## [Entries supplied]
◇ ◇ ◇ ◇ ◇ ◇ ◇
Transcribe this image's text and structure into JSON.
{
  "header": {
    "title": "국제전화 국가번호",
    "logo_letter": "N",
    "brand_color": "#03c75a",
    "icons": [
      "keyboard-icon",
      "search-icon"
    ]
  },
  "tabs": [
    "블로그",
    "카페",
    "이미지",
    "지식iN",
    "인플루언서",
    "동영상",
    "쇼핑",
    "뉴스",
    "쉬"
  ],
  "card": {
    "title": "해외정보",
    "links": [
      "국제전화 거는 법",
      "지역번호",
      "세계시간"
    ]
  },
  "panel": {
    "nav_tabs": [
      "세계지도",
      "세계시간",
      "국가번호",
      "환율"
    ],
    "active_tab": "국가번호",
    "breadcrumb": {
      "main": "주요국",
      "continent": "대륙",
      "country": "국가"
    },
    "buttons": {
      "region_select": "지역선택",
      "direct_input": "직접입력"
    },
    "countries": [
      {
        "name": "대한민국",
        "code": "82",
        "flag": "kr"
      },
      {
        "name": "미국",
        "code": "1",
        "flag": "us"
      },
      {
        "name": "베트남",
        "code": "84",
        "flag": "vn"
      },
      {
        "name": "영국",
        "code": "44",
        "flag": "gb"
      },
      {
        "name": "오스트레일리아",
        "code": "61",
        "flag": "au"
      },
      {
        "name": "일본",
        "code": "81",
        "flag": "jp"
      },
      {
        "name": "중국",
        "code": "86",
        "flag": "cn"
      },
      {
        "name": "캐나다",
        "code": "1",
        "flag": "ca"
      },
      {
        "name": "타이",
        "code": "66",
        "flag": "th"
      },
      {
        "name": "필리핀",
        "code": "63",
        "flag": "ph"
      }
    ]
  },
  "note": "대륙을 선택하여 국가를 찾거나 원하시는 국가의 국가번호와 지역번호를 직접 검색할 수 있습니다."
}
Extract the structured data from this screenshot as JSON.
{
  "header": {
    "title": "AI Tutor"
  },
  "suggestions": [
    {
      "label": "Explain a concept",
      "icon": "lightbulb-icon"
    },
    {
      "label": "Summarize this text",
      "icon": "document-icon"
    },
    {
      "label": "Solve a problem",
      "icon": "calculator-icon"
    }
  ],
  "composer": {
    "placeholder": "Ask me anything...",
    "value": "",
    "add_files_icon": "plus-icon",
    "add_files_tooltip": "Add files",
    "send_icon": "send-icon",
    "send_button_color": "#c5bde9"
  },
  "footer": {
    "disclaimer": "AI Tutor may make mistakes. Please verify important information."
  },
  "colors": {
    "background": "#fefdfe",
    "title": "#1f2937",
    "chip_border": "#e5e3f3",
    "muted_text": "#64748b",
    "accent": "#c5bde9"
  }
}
◇ ◇ ◇ ◇ ◇ ◇ ◇
## [Set problem]
Set down the listing in full, keeping every word exactly as it is.

## [Expected answer]
Transcribe this image's text and structure into JSON.
{
  "header": {
    "title": "국제전화 국가번호",
    "logo_letter": "N",
    "brand_color": "#03c75a",
    "icons": [
      "keyboard-icon",
      "search-icon"
    ]
  },
  "tabs": [
    "블로그",
    "카페",
    "이미지",
    "지식iN",
    "인플루언서",
    "동영상",
    "쇼핑",
    "뉴스",
    "쉬"
  ],
  "card": {
    "title": "해외정보",
    "links": [
      "국제전화 거는 법",
      "지역번호",
      "세계시간"
    ]
  },
  "panel": {
    "nav_tabs": [
      "세계지도",
      "세계시간",
      "국가번호",
      "환율"
    ],
    "active_tab": "국가번호",
    "breadcrumb": {
      "main": "주요국",
      "continent": "대륙",
      "country": "국가"
    },
    "buttons": {
      "region_select": "지역선택",
      "direct_input": "직접입력"
    },
    "countries": [
      {
        "name": "대한민국",
        "code": "82",
        "flag": "kr"
      },
      {
        "name": "미국",
        "code": "1",
        "flag": "us"
      },
      {
        "name": "베트남",
        "code": "84",
        "flag": "vn"
      },
      {
        "name": "영국",
        "code": "44",
        "flag": "gb"
      },
      {
        "name": "오스트레일리아",
        "code": "61",
        "flag": "au"
      },
      {
        "name": "일본",
        "code": "81",
        "flag": "jp"
      },
      {
        "name": "중국",
        "code": "86",
        "flag": "cn"
      },
      {
        "name": "캐나다",
        "code": "1",
        "flag": "ca"
      },
      {
        "name": "타이",
        "code": "66",
        "flag": "th"
      },
      {
        "name": "필리핀",
        "code": "63",
        "flag": "ph"
      }
    ]
  },
  "note": "대륙을 선택하여 국가를 찾거나 원하시는 국가의 국가번호와 지역번호를 직접 검색할 수 있습니다."
}
Extract the structured data from this screenshot as JSON.
{
  "header": {
    "title": "AI Tutor"
  },
  "suggestions": [
    {
      "label": "Explain a concept",
      "icon": "lightbulb-icon"
    },
    {
      "label": "Summarize this text",
      "icon": "document-icon"
    },
    {
      "label": "Solve a problem",
      "icon": "calculator-icon"
    }
  ],
  "composer": {
    "placeholder": "Ask me anything...",
    "value": "",
    "add_files_icon": "plus-icon",
    "add_files_tooltip": "Add files",
    "send_icon": "send-icon",
    "send_button_color": "#c5bde9"
  },
  "footer": {
    "disclaimer": "AI Tutor may make mistakes. Please verify important information."
  },
  "colors": {
    "background": "#fefdfe",
    "title": "#1f2937",
    "chip_border": "#e5e3f3",
    "muted_text": "#64748b",
    "accent": "#c5bde9"
  }
}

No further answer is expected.